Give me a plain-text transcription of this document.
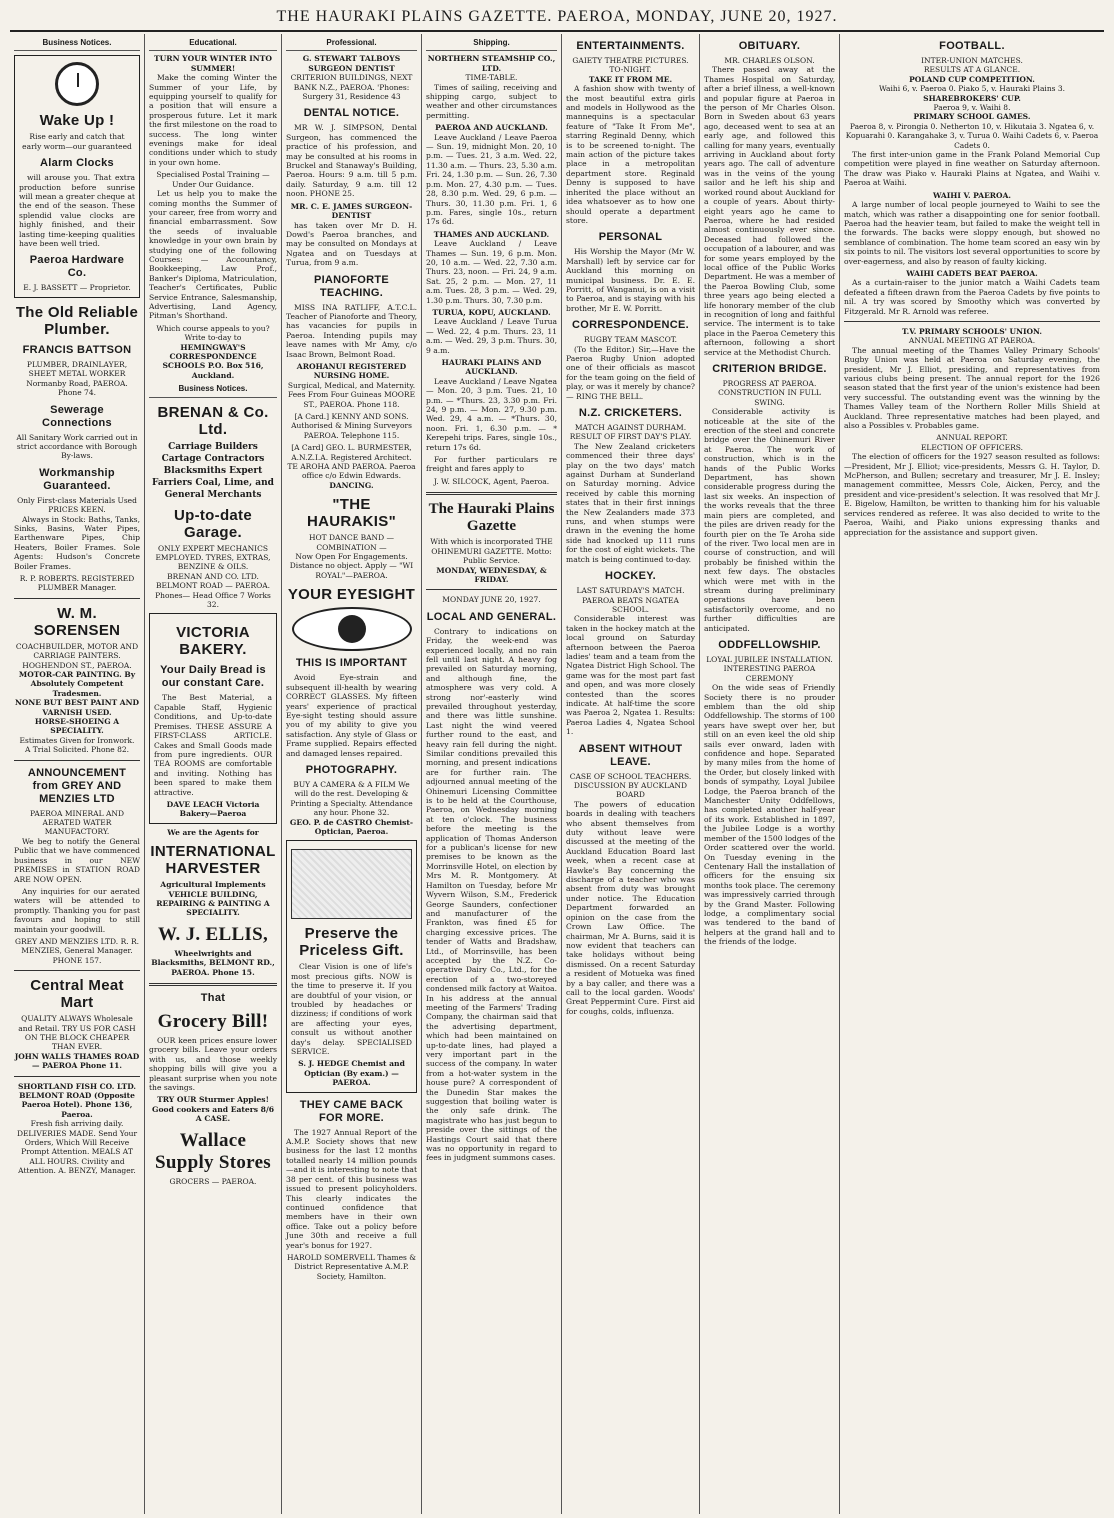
THE HAURAKI PLAINS GAZETTE. PAEROA, MONDAY, JUNE 20, 1927.
Business Notices.
Wake Up !
Rise early and catch that early worm—our guaranteed
Alarm Clocks

will arouse you. That extra production before sunrise will mean a greater cheque at the end of the season. These splendid value clocks are highly finished, and their lasting time-keeping qualities have been well tried.

Paeroa Hardware Co.
E. J. BASSETT — Proprietor.
The Old Reliable Plumber.
FRANCIS BATTSON
PLUMBER, DRAINLAYER, SHEET METAL WORKER Normanby Road, PAEROA. Phone 74.
Sewerage Connections
All Sanitary Work carried out in strict accordance with Borough By-laws.
Workmanship Guaranteed.
Only First-class Materials Used PRICES KEEN.

Always in Stock: Baths, Tanks, Sinks, Basins, Water Pipes, Earthenware Pipes, Chip Heaters, Boiler Frames. Sole Agents: Hudson's Concrete Boiler Frames.

R. P. ROBERTS. REGISTERED PLUMBER Manager.
W. M. SORENSEN
COACHBUILDER, MOTOR AND CARRIAGE PAINTERS. HOGHENDON ST., PAEROA.
MOTOR-CAR PAINTING. By Absolutely Competent Tradesmen.
NONE BUT BEST PAINT AND VARNISH USED.
HORSE-SHOEING A SPECIALITY.
Estimates Given for Ironwork.
A Trial Solicited. Phone 82.
ANNOUNCEMENT from GREY AND MENZIES LTD
PAEROA MINERAL AND AERATED WATER MANUFACTORY.

We beg to notify the General Public that we have commenced business in our NEW PREMISES in STATION ROAD ARE NOW OPEN.

Any inquiries for our aerated waters will be attended to promptly. Thanking you for past favours and hoping to still maintain your goodwill.

GREY AND MENZIES LTD. R. R. MENZIES, General Manager. PHONE 157.
Central Meat Mart
QUALITY ALWAYS Wholesale and Retail. TRY US FOR CASH ON THE BLOCK CHEAPER THAN EVER.
JOHN WALLS THAMES ROAD — PAEROA Phone 11.
SHORTLAND FISH CO. LTD. BELMONT ROAD (Opposite Paeroa Hotel). Phone 136, Paeroa.
Fresh fish arriving daily. DELIVERIES MADE. Send Your Orders, Which Will Receive Prompt Attention. MEALS AT ALL HOURS. Civility and Attention. A. BENZY, Manager.
Educational.
TURN YOUR WINTER INTO SUMMER!

Make the coming Winter the Summer of your Life, by equipping yourself to qualify for a position that will ensure a prosperous future. Let it mark the first milestone on the road to success. The long winter evenings make for ideal conditions under which to study in your own home.

Specialised Postal Training — Under Our Guidance.

Let us help you to make the coming months the Summer of your career, free from worry and financial embarrassment. Sow the seeds of invaluable knowledge in your own brain by studying one of the following Courses: — Accountancy, Bookkeeping, Law Prof., Banker's Diploma, Matriculation, Teacher's Certificates, Public Service Entrance, Salesmanship, Advertising, Land Agency, Pitman's Shorthand.

Which course appeals to you? Write to-day to
HEMINGWAY'S CORRESPONDENCE SCHOOLS P.O. Box 516, Auckland.
Business Notices.
BRENAN & Co. Ltd.
Carriage Builders Cartage Contractors Blacksmiths Expert Farriers Coal, Lime, and General Merchants
Up-to-date Garage.
ONLY EXPERT MECHANICS EMPLOYED. TYRES, EXTRAS, BENZINE & OILS.
BRENAN AND CO. LTD. BELMONT ROAD — PAEROA. Phones— Head Office 7 Works 32.
VICTORIA BAKERY.
Your Daily Bread is our constant Care.

The Best Material, a Capable Staff, Hygienic Conditions, and Up-to-date Premises. THESE ASSURE A FIRST-CLASS ARTICLE. Cakes and Small Goods made from pure ingredients. OUR TEA ROOMS are comfortable and inviting. Nothing has been spared to make them attractive.

DAVE LEACH Victoria Bakery—Paeroa
We are the Agents for
INTERNATIONAL HARVESTER
Agricultural Implements
VEHICLE BUILDING, REPAIRING & PAINTING A SPECIALITY.
W. J. ELLIS,
Wheelwrights and Blacksmiths, BELMONT RD., PAEROA. Phone 15.
That
Grocery Bill!

OUR keen prices ensure lower grocery bills. Leave your orders with us, and those weekly shopping bills will give you a pleasant surprise when you note the savings.

TRY OUR Sturmer Apples! Good cookers and Eaters 8/6 A CASE.
Wallace Supply Stores
GROCERS — PAEROA.
Professional.
G. STEWART TALBOYS SURGEON DENTIST
CRITERION BUILDINGS, NEXT BANK N.Z., PAEROA. 'Phones: Surgery 31, Residence 43
DENTAL NOTICE.

MR W. J. SIMPSON, Dental Surgeon, has commenced the practice of his profession, and may be consulted at his rooms in Bruckel and Stanaway's Building, Paeroa. Hours: 9 a.m. till 5 p.m. daily. Saturday, 9 a.m. till 12 noon. PHONE 25.

MR. C. E. JAMES SURGEON-DENTIST

has taken over Mr D. H. Dowd's Paeroa branches, and may be consulted on Mondays at Ngatea and on Tuesdays at Turua, from 9 a.m.

PIANOFORTE TEACHING.

MISS INA RATLIFF, A.T.C.L. Teacher of Pianoforte and Theory, has vacancies for pupils in Paeroa. Intending pupils may leave names with Mr Amy, c/o Isaac Brown, Belmont Road.

AROHANUI REGISTERED NURSING HOME.
Surgical, Medical, and Maternity. Fees From Four Guineas MOORE ST., PAEROA. Phone 118.
[A Card.] KENNY AND SONS. Authorised & Mining Surveyors PAEROA. Telephone 115.
[A Card] GEO. L. BURMESTER, A.N.Z.I.A. Registered Architect. TE AROHA AND PAEROA. Paeroa office c/o Edwin Edwards.
DANCING.
"THE HAURAKIS"
HOT DANCE BAND — COMBINATION —
Now Open For Engagements. Distance no object. Apply — "WI ROYAL"—PAEROA.
YOUR EYESIGHT
THIS IS IMPORTANT

Avoid Eye-strain and subsequent ill-health by wearing CORRECT GLASSES. My fifteen years' experience of practical Eye-sight testing should assure you of my ability to give you satisfaction. Any style of Glass or Frame supplied. Repairs effected and damaged lenses repaired.

PHOTOGRAPHY.
BUY A CAMERA & A FILM We will do the rest. Developing & Printing a Specialty. Attendance any hour. Phone 32.
GEO. P. de CASTRO Chemist-Optician, Paeroa.
Preserve the Priceless Gift.

Clear Vision is one of life's most precious gifts. NOW is the time to preserve it. If you are doubtful of your vision, or troubled by headaches or dizziness; if conditions of work are affecting your eyes, consult us without another day's delay. SPECIALISED SERVICE.

S. J. HEDGE Chemist and Optician (By exam.) — PAEROA.
THEY CAME BACK FOR MORE.

The 1927 Annual Report of the A.M.P. Society shows that new business for the last 12 months totalled nearly 14 million pounds—and it is interesting to note that 38 per cent. of this business was issued to present policyholders. This clearly indicates the continued confidence that members have in their own office. Take out a policy before June 30th and receive a full year's bonus for 1927.

HAROLD SOMERVELL Thames & District Representative A.M.P. Society, Hamilton.
Shipping.
NORTHERN STEAMSHIP CO., LTD.
TIME-TABLE.

Times of sailing, receiving and shipping cargo, subject to weather and other circumstances permitting.

PAEROA AND AUCKLAND.

Leave Auckland / Leave Paeroa — Sun. 19, midnight Mon. 20, 10 p.m. — Tues. 21, 3 a.m. Wed. 22, 11.30 a.m. — Thurs. 23, 5.30 a.m. Fri. 24, 1.30 p.m. — Sun. 26, 7.30 p.m. Mon. 27, 4.30 p.m. — Tues. 28, 8.30 p.m. Wed. 29, 6 p.m. — Thurs. 30, 11.30 p.m. Fri. 1, 6 p.m. Fares, single 10s., return 17s 6d.

THAMES AND AUCKLAND.

Leave Auckland / Leave Thames — Sun. 19, 6 p.m. Mon. 20, 10 a.m. — Wed. 22, 7.30 a.m. Thurs. 23, noon. — Fri. 24, 9 a.m. Sat. 25, 2 p.m. — Mon. 27, 11 a.m. Tues. 28, 3 p.m. — Wed. 29, 1.30 p.m. Thurs. 30, 7.30 p.m.

TURUA, KOPU, AUCKLAND.

Leave Auckland / Leave Turua — Wed. 22, 4 p.m. Thurs. 23, 11 a.m. — Wed. 29, 3 p.m. Thurs. 30, 9 a.m.

HAURAKI PLAINS AND AUCKLAND.

Leave Auckland / Leave Ngatea — Mon. 20, 3 p.m. Tues. 21, 10 p.m. — *Thurs. 23, 3.30 p.m. Fri. 24, 9 p.m. — Mon. 27, 9.30 p.m. Wed. 29, 4 a.m. — *Thurs. 30, noon. Fri. 1, 6.30 p.m. — * Kerepehi trips. Fares, single 10s., return 17s 6d.

For further particulars re freight and fares apply to

J. W. SILCOCK, Agent, Paeroa.
The Hauraki Plains Gazette
With which is incorporated THE OHINEMURI GAZETTE. Motto: Public Service.
MONDAY, WEDNESDAY, & FRIDAY.
MONDAY JUNE 20, 1927.
LOCAL AND GENERAL.

Contrary to indications on Friday, the week-end was experienced locally, and no rain fell until last night. A heavy fog prevailed on Saturday morning, and although fine, the atmosphere was very cold. A strong nor'-easterly wind prevailed throughout yesterday, and there was little sunshine. Last night the wind veered further round to the east, and heavy rain fell during the night. Similar conditions prevailed this morning, and present indications are for further rain. The adjourned annual meeting of the Ohinemuri Licensing Committee is to be held at the Courthouse, Paeroa, on Wednesday morning at ten o'clock. The business before the meeting is the application of Thomas Anderson for a publican's license for new premises to be known as the Morrinsville Hotel, on election by Mrs M. R. Montgomery. At Hamilton on Tuesday, before Mr Wyvern Wilson, S.M., Frederick George Saunders, confectioner and manufacturer of the Frankton, was fined £5 for charging excessive prices. The tender of Watts and Bradshaw, Ltd., of Morrinsville, has been accepted by the N.Z. Co-operative Dairy Co., Ltd., for the erection of a two-storeyed condensed milk factory at Waitoa. In his address at the annual meeting of the Farmers' Trading Company, the chairman said that the advertising department, which had been maintained on up-to-date lines, had played a very important part in the success of the company. In water from a hot-water system in the house pure? A correspondent of the Dunedin Star makes the suggestion that boiling water is the only safe drink. The magistrate who has just begun to preside over the sittings of the Hastings Court said that there was no opportunity in regard to fees in judgment summons cases.

ENTERTAINMENTS.
GAIETY THEATRE PICTURES. TO-NIGHT.
TAKE IT FROM ME.

A fashion show with twenty of the most beautiful extra girls and models in Hollywood as the mannequins is a spectacular feature of "Take It From Me", starring Reginald Denny, which is to be screened to-night. The main action of the picture takes place in a metropolitan department store. Reginald Denny is supposed to have inherited the place without an idea whatsoever as to how one should operate a department store.

PERSONAL

His Worship the Mayor (Mr W. Marshall) left by service car for Auckland this morning on municipal business. Dr. E. E. Porritt, of Wanganui, is on a visit to Paeroa, and is staying with his brother, Mr E. W. Porritt.

CORRESPONDENCE.
RUGBY TEAM MASCOT.

(To the Editor.) Sir,—Have the Paeroa Rugby Union adopted one of their officials as mascot for the team going on the field of play, or was it merely by chance? — RING THE BELL.

N.Z. CRICKETERS.
MATCH AGAINST DURHAM.
RESULT OF FIRST DAY'S PLAY.

The New Zealand cricketers commenced their three days' play on the two days' match against Durham at Sunderland on Saturday morning. Advice received by cable this morning states that in their first innings the New Zealanders made 373 runs, and when stumps were drawn in the evening the home side had knocked up 111 runs for the cost of eight wickets. The match is being continued to-day.

HOCKEY.
LAST SATURDAY'S MATCH.
PAEROA BEATS NGATEA SCHOOL.

Considerable interest was taken in the hockey match at the local ground on Saturday afternoon between the Paeroa ladies' team and a team from the Ngatea District High School. The game was for the most part fast and open, and was more closely contested than the scores indicate. At half-time the score was Paeroa 2, Ngatea 1. Results: Paeroa Ladies 4, Ngatea School 1.

ABSENT WITHOUT LEAVE.
CASE OF SCHOOL TEACHERS.
DISCUSSION BY AUCKLAND BOARD

The powers of education boards in dealing with teachers who absent themselves from duty without leave were discussed at the meeting of the Auckland Education Board last week, when a recent case at Hawke's Bay concerning the discharge of a teacher who was absent from duty was brought under notice. The Education Department forwarded an opinion on the case from the Crown Law Office. The chairman, Mr A. Burns, said it is now evident that teachers can take holidays without being dismissed. On a recent Saturday a resident of Motueka was fined by a bay caller, and there was a call to the local garden. Woods' Great Peppermint Cure. First aid for coughs, colds, influenza.

OBITUARY.
MR. CHARLES OLSON.

There passed away at the Thames Hospital on Saturday, after a brief illness, a well-known and popular figure at Paeroa in the person of Mr Charles Olson. Born in Sweden about 63 years ago, deceased went to sea at an early age, and followed this calling for many years, eventually arriving in Auckland about forty years ago. The call of adventure was in the veins of the young sailor and he left his ship and worked round about Auckland for a couple of years. About thirty-eight years ago he came to Paeroa, where he had resided almost continuously ever since. Deceased had followed the occupation of a labourer, and was for some years employed by the local office of the Public Works Department. He was a member of the Paeroa Bowling Club, some three years ago being elected a life honorary member of the club in recognition of long and faithful service. The interment is to take place in the Paeroa Cemetery this afternoon, following a short service at the Methodist Church.

CRITERION BRIDGE.
PROGRESS AT PAEROA.
CONSTRUCTION IN FULL SWING.

Considerable activity is noticeable at the site of the erection of the steel and concrete bridge over the Ohinemuri River at Paeroa. The work of construction, which is in the hands of the Public Works Department, has shown considerable progress during the last six weeks. An inspection of the works reveals that the three main piers are completed, and the piles are driven ready for the fourth pier on the Te Aroha side of the river. Two local men are in course of construction, and will probably be finished within the next few days. The obstacles which were met with in the stream during preliminary operations have been satisfactorily overcome, and no further difficulties are anticipated.

ODDFELLOWSHIP.
LOYAL JUBILEE INSTALLATION.
INTERESTING PAEROA CEREMONY

On the wide seas of Friendly Society there is no prouder emblem than the old ship Oddfellowship. The storms of 100 years have swept over her, but still on an even keel the old ship sails ever onward, laden with confidence and hope. Separated by many miles from the home of the Order, but closely linked with bonds of sympathy, Loyal Jubilee Lodge, the Paeroa branch of the Manchester Unity Oddfellows, has completed another half-year of its work. Established in 1897, the Jubilee Lodge is a worthy member of the 1500 lodges of the Order scattered over the world. On Tuesday evening in the Centenary Hall the installation of officers for the ensuing six months took place. The ceremony was impressively carried through by the Grand Master. Following lodge, a complimentary social was tendered to the band of helpers at the grand hall and to the friends of the lodge.

FOOTBALL.
INTER-UNION MATCHES.
RESULTS AT A GLANCE.
POLAND CUP COMPETITION.
Waihi 6, v. Paeroa 0. Piako 5, v. Hauraki Plains 3.
SHAREBROKERS' CUP.
Paeroa 9, v. Waihi 8.
PRIMARY SCHOOL GAMES.
Paeroa 8, v. Pirongia 0. Netherton 10, v. Hikutaia 3. Ngatea 6, v. Kopuarahi 0. Karangahake 3, v. Turua 0. Waihi Cadets 6, v. Paeroa Cadets 0.

The first inter-union game in the Frank Poland Memorial Cup competition were played in fine weather on Saturday afternoon. The draw was Piako v. Hauraki Plains at Ngatea, and Waihi v. Paeroa at Waihi.

WAIHI V. PAEROA.

A large number of local people journeyed to Waihi to see the match, which was rather a disappointing one for senior football. Paeroa had the heavier team, but failed to make the weight tell in the forwards. The backs were sloppy enough, but showed no semblance of combination. The home team scored an easy win by six points to nil. The visitors lost several opportunities to score by over-eagerness, and also by reason of faulty kicking.

WAIHI CADETS BEAT PAEROA.

As a curtain-raiser to the junior match a Waihi Cadets team defeated a fifteen drawn from the Paeroa Cadets by five points to nil. A try was scored by Smoothy which was converted by Fitzgerald. Mr R. Arnold was referee.

T.V. PRIMARY SCHOOLS' UNION.
ANNUAL MEETING AT PAEROA.

The annual meeting of the Thames Valley Primary Schools' Rugby Union was held at Paeroa on Saturday evening, the president, Mr J. Elliot, presiding, and representatives from various clubs being present. The annual report for the 1926 season stated that the first year of the union's existence had been very successful. The outstanding event was the winning by the Thames Valley team of the Northern Roller Mills Shield at Auckland. Three representative matches had been played, and also a Possibles v. Probables game.

ANNUAL REPORT.
ELECTION OF OFFICERS.

The election of officers for the 1927 season resulted as follows:—President, Mr J. Elliot; vice-presidents, Messrs G. H. Taylor, D. McPherson, and Bullen; secretary and treasurer, Mr J. E. Insley; management committee, Messrs Cole, Aicken, Percy, and the president and vice-president's selection. It was resolved that Mr J. E. Bigelow, Hamilton, be written to thanking him for his valuable services rendered as referee. It was also decided to write to the Paeroa, Waihi, and Piako unions expressing thanks and appreciation for the assistance and support given.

----------

● **GOAL OF THE EXERCISE**: Copy each line that holds the word "SPECIALITY".

● **ANSWER**:
HORSE-SHOEING A SPECIALITY.
VEHICLE BUILDING, REPAIRING & PAINTING A SPECIALITY.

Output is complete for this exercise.